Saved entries
┄┄┄┄┄┄
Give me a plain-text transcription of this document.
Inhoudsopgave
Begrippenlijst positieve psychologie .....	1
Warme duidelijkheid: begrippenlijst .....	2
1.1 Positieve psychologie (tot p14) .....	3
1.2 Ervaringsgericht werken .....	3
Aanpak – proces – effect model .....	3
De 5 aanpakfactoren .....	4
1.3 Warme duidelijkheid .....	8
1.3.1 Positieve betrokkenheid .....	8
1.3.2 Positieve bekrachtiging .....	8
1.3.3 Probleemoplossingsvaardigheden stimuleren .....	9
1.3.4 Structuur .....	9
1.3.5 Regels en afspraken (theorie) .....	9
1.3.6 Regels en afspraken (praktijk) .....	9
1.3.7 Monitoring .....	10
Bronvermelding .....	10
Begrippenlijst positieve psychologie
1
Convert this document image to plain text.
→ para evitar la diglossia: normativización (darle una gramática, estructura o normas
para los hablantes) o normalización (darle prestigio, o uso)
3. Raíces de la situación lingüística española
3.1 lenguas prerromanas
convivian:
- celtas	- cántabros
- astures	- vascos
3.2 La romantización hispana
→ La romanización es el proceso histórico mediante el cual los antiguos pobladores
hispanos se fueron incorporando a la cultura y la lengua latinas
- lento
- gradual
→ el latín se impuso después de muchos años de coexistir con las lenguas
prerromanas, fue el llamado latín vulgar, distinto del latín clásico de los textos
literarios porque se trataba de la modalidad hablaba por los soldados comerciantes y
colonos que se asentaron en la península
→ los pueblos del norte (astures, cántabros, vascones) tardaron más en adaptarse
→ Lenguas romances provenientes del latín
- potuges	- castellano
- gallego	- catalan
┄┄┄┄┄┄
Exercise = Extract all lines of the records above that include "Regels".

Answer below =
1.3.5 Regels en afspraken (theorie) .....	9
1.3.6 Regels en afspraken (praktijk) .....	9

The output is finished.